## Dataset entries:
•••••

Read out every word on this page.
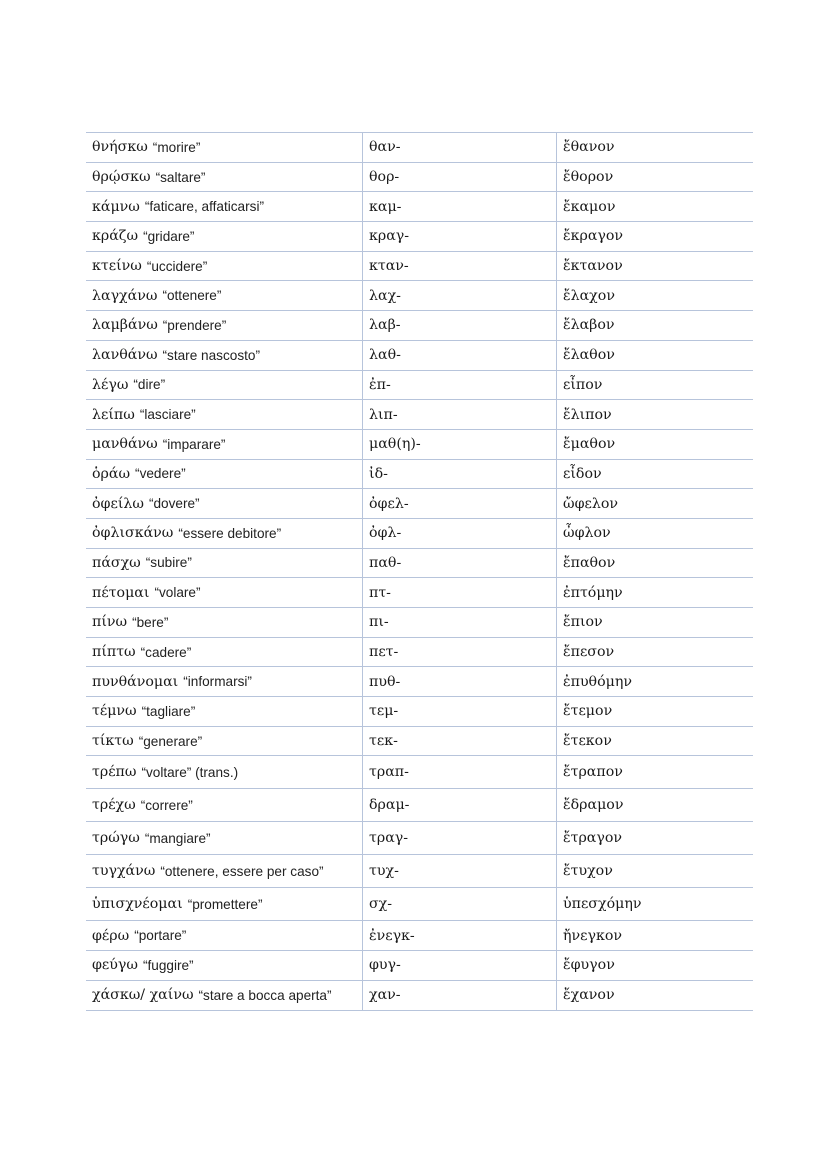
θνήσκω “morire”	θαν-	ἔθανον
θρῴσκω “saltare”	θορ-	ἔθορον
κάμνω “faticare, affaticarsi”	καμ-	ἔκαμον
κράζω “gridare”	κραγ-	ἔκραγον
κτείνω “uccidere”	κταν-	ἔκτανον
λαγχάνω “ottenere”	λαχ-	ἔλαχον
λαμβάνω “prendere”	λαβ-	ἔλαβον
λανθάνω “stare nascosto”	λαθ-	ἔλαθον
λέγω “dire”	ἐπ-	εἶπον
λείπω “lasciare”	λιπ-	ἔλιπον
μανθάνω “imparare”	μαθ(η)-	ἔμαθον
ὁράω “vedere”	ἰδ-	εἶδον
ὀφείλω “dovere”	ὀφελ-	ὤφελον
ὀφλισκάνω “essere debitore”	ὀφλ-	ὦφλον
πάσχω “subire”	παθ-	ἔπαθον
πέτομαι “volare”	πτ-	ἐπτόμην
πίνω “bere”	πι-	ἔπιον
πίπτω “cadere”	πετ-	ἔπεσον
πυνθάνομαι “informarsi”	πυθ-	ἐπυθόμην
τέμνω “tagliare”	τεμ-	ἔτεμον
τίκτω “generare”	τεκ-	ἔτεκον
τρέπω “voltare” (trans.)	τραπ-	ἔτραπον
τρέχω “correre”	δραμ-	ἔδραμον
τρώγω “mangiare”	τραγ-	ἔτραγον
τυγχάνω “ottenere, essere per caso”	τυχ-	ἔτυχον
ὑπισχνέομαι “promettere”	σχ-	ὑπεσχόμην
φέρω “portare”	ἐνεγκ-	ἤνεγκον
φεύγω “fuggire”	φυγ-	ἔφυγον
χάσκω/ χαίνω “stare a bocca aperta”	χαν-	ἔχανον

•••••

Using the listing, collect all lines in which the string "ottenere" is found.

λαγχάνω “ottenere”	λαχ-	ἔλαχον
τυγχάνω “ottenere, essere per caso”	τυχ-	ἔτυχον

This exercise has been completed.